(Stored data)
-----
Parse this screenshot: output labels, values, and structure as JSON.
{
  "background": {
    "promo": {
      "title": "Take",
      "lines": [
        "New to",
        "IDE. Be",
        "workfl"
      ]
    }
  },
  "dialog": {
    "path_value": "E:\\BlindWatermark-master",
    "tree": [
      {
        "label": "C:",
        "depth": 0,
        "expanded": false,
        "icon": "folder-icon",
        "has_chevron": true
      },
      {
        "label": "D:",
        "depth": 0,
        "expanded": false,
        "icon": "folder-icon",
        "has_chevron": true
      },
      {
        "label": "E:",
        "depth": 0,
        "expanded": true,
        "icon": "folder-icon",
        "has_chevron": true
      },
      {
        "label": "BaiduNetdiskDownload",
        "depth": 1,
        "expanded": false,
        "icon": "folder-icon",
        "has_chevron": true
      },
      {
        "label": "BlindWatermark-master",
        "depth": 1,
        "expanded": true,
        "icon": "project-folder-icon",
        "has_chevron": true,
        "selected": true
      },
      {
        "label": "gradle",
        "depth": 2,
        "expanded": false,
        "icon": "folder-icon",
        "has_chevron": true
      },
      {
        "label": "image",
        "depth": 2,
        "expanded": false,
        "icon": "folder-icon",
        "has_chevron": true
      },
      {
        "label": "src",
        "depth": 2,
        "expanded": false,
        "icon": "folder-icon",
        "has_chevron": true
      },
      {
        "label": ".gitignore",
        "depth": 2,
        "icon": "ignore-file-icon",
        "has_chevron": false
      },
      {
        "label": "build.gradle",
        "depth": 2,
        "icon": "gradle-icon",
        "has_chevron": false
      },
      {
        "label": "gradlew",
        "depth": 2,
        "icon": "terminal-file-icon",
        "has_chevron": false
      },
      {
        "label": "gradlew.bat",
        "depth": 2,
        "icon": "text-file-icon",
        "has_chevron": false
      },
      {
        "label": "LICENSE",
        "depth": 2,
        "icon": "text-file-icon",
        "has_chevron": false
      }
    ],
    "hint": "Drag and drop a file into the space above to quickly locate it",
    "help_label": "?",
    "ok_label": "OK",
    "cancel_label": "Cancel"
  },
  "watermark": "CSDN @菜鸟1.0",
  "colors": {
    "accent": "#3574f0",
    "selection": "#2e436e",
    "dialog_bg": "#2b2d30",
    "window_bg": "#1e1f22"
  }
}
-----
→ YOUR TASK
Repeat the material from above exactly, word for word.

→ EXERCISE RESULT
Parse this screenshot: output labels, values, and structure as JSON.
{
  "background": {
    "promo": {
      "title": "Take",
      "lines": [
        "New to",
        "IDE. Be",
        "workfl"
      ]
    }
  },
  "dialog": {
    "path_value": "E:\\BlindWatermark-master",
    "tree": [
      {
        "label": "C:",
        "depth": 0,
        "expanded": false,
        "icon": "folder-icon",
        "has_chevron": true
      },
      {
        "label": "D:",
        "depth": 0,
        "expanded": false,
        "icon": "folder-icon",
        "has_chevron": true
      },
      {
        "label": "E:",
        "depth": 0,
        "expanded": true,
        "icon": "folder-icon",
        "has_chevron": true
      },
      {
        "label": "BaiduNetdiskDownload",
        "depth": 1,
        "expanded": false,
        "icon": "folder-icon",
        "has_chevron": true
      },
      {
        "label": "BlindWatermark-master",
        "depth": 1,
        "expanded": true,
        "icon": "project-folder-icon",
        "has_chevron": true,
        "selected": true
      },
      {
        "label": "gradle",
        "depth": 2,
        "expanded": false,
        "icon": "folder-icon",
        "has_chevron": true
      },
      {
        "label": "image",
        "depth": 2,
        "expanded": false,
        "icon": "folder-icon",
        "has_chevron": true
      },
      {
        "label": "src",
        "depth": 2,
        "expanded": false,
        "icon": "folder-icon",
        "has_chevron": true
      },
      {
        "label": ".gitignore",
        "depth": 2,
        "icon": "ignore-file-icon",
        "has_chevron": false
      },
      {
        "label": "build.gradle",
        "depth": 2,
        "icon": "gradle-icon",
        "has_chevron": false
      },
      {
        "label": "gradlew",
        "depth": 2,
        "icon": "terminal-file-icon",
        "has_chevron": false
      },
      {
        "label": "gradlew.bat",
        "depth": 2,
        "icon": "text-file-icon",
        "has_chevron": false
      },
      {
        "label": "LICENSE",
        "depth": 2,
        "icon": "text-file-icon",
        "has_chevron": false
      }
    ],
    "hint": "Drag and drop a file into the space above to quickly locate it",
    "help_label": "?",
    "ok_label": "OK",
    "cancel_label": "Cancel"
  },
  "watermark": "CSDN @菜鸟1.0",
  "colors": {
    "accent": "#3574f0",
    "selection": "#2e436e",
    "dialog_bg": "#2b2d30",
    "window_bg": "#1e1f22"
  }
}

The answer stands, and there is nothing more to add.